Written task: Find and copy lines holding "através".

---

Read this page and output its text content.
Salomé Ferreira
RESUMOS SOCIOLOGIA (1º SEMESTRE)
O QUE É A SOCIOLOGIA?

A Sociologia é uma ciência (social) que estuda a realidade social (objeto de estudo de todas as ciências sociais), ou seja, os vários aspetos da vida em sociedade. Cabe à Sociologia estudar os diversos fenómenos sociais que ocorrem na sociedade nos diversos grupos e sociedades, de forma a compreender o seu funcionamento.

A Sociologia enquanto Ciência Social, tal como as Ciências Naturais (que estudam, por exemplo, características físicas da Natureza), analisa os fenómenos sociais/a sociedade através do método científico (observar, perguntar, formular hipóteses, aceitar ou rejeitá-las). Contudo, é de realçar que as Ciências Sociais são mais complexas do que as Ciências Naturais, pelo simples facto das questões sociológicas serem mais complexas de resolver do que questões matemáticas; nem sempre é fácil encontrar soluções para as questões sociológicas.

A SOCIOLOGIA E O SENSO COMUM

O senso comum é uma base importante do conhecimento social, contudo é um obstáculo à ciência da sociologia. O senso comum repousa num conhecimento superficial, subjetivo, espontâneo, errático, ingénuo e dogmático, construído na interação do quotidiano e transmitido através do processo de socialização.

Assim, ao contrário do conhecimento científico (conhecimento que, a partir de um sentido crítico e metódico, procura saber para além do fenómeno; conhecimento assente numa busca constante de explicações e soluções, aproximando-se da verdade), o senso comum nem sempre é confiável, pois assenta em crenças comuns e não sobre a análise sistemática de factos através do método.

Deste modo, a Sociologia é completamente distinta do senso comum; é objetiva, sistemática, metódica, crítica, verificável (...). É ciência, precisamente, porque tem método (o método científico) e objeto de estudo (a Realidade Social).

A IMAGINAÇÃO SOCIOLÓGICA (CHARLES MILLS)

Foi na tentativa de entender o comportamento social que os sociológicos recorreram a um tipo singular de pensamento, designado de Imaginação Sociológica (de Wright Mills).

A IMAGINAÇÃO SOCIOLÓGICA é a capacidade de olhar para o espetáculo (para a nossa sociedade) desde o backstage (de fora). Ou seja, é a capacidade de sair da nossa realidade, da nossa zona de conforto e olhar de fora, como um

---

Expected answer:
A Sociologia enquanto Ciência Social, tal como as Ciências Naturais (que estudam, por exemplo, características físicas da Natureza), analisa os fenómenos sociais/a sociedade através do método científico (observar, perguntar, formular hipóteses, aceitar ou rejeitá-las). Contudo, é de realçar que as Ciências Sociais são mais complexas do que as Ciências Naturais, pelo simples facto das questões sociológicas serem mais complexas de resolver do que questões matemáticas; nem sempre é fácil encontrar soluções para as questões sociológicas.
O senso comum é uma base importante do conhecimento social, contudo é um obstáculo à ciência da sociologia. O senso comum repousa num conhecimento superficial, subjetivo, espontâneo, errático, ingénuo e dogmático, construído na interação do quotidiano e transmitido através do processo de socialização.
Assim, ao contrário do conhecimento científico (conhecimento que, a partir de um sentido crítico e metódico, procura saber para além do fenómeno; conhecimento assente numa busca constante de explicações e soluções, aproximando-se da verdade), o senso comum nem sempre é confiável, pois assenta em crenças comuns e não sobre a análise sistemática de factos através do método.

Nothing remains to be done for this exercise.